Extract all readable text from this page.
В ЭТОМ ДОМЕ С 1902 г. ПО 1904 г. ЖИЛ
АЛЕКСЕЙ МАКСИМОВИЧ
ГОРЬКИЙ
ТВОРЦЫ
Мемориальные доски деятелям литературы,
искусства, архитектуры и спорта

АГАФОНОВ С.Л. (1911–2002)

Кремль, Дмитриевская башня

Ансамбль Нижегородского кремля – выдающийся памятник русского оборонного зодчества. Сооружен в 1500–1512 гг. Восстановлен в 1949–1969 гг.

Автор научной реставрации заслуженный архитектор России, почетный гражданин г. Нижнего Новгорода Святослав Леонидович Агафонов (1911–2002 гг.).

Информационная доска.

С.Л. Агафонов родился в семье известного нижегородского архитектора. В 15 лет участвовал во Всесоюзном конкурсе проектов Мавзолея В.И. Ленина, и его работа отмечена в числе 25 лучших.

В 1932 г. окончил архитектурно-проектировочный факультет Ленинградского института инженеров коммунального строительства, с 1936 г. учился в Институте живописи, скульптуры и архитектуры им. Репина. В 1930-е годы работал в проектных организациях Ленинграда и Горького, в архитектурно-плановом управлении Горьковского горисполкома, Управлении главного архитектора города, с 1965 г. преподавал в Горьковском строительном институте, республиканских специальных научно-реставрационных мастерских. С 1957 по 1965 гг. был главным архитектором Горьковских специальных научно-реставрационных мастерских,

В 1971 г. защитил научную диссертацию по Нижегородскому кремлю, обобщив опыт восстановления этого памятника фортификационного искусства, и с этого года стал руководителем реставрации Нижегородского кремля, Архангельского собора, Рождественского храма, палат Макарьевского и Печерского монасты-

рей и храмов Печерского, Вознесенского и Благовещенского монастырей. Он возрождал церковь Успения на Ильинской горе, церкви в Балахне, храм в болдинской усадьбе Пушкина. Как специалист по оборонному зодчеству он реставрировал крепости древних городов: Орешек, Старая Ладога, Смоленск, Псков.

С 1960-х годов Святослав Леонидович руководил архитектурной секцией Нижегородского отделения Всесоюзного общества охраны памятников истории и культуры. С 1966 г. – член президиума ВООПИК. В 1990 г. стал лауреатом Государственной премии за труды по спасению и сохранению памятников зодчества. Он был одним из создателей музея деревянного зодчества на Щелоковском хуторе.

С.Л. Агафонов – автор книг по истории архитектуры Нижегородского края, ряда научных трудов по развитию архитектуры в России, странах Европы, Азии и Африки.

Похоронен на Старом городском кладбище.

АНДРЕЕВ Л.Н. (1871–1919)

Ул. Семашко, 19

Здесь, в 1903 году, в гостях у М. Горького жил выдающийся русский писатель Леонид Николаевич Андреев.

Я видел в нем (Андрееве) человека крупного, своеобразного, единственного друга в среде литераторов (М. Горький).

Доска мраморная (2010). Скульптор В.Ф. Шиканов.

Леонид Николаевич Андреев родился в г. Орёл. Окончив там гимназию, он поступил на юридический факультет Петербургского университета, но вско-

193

■ TO BE DONE
Every entry should be output exactly as written, please.

■ THE RESULT
Extract all readable text from this page.
В ЭТОМ ДОМЕ С 1902 г. ПО 1904 г. ЖИЛ
АЛЕКСЕЙ МАКСИМОВИЧ
ГОРЬКИЙ
ТВОРЦЫ
Мемориальные доски деятелям литературы,
искусства, архитектуры и спорта

АГАФОНОВ С.Л. (1911–2002)

Кремль, Дмитриевская башня

Ансамбль Нижегородского кремля – выдающийся памятник русского оборонного зодчества. Сооружен в 1500–1512 гг. Восстановлен в 1949–1969 гг.

Автор научной реставрации заслуженный архитектор России, почетный гражданин г. Нижнего Новгорода Святослав Леонидович Агафонов (1911–2002 гг.).

Информационная доска.

С.Л. Агафонов родился в семье известного нижегородского архитектора. В 15 лет участвовал во Всесоюзном конкурсе проектов Мавзолея В.И. Ленина, и его работа отмечена в числе 25 лучших.

В 1932 г. окончил архитектурно-проектировочный факультет Ленинградского института инженеров коммунального строительства, с 1936 г. учился в Институте живописи, скульптуры и архитектуры им. Репина. В 1930-е годы работал в проектных организациях Ленинграда и Горького, в архитектурно-плановом управлении Горьковского горисполкома, Управлении главного архитектора города, с 1965 г. преподавал в Горьковском строительном институте, республиканских специальных научно-реставрационных мастерских. С 1957 по 1965 гг. был главным архитектором Горьковских специальных научно-реставрационных мастерских,

В 1971 г. защитил научную диссертацию по Нижегородскому кремлю, обобщив опыт восстановления этого памятника фортификационного искусства, и с этого года стал руководителем реставрации Нижегородского кремля, Архангельского собора, Рождественского храма, палат Макарьевского и Печерского монасты-

рей и храмов Печерского, Вознесенского и Благовещенского монастырей. Он возрождал церковь Успения на Ильинской горе, церкви в Балахне, храм в болдинской усадьбе Пушкина. Как специалист по оборонному зодчеству он реставрировал крепости древних городов: Орешек, Старая Ладога, Смоленск, Псков.

С 1960-х годов Святослав Леонидович руководил архитектурной секцией Нижегородского отделения Всесоюзного общества охраны памятников истории и культуры. С 1966 г. – член президиума ВООПИК. В 1990 г. стал лауреатом Государственной премии за труды по спасению и сохранению памятников зодчества. Он был одним из создателей музея деревянного зодчества на Щелоковском хуторе.

С.Л. Агафонов – автор книг по истории архитектуры Нижегородского края, ряда научных трудов по развитию архитектуры в России, странах Европы, Азии и Африки.

Похоронен на Старом городском кладбище.

АНДРЕЕВ Л.Н. (1871–1919)

Ул. Семашко, 19

Здесь, в 1903 году, в гостях у М. Горького жил выдающийся русский писатель Леонид Николаевич Андреев.

Я видел в нем (Андрееве) человека крупного, своеобразного, единственного друга в среде литераторов (М. Горький).

Доска мраморная (2010). Скульптор В.Ф. Шиканов.

Леонид Николаевич Андреев родился в г. Орёл. Окончив там гимназию, он поступил на юридический факультет Петербургского университета, но вско-

193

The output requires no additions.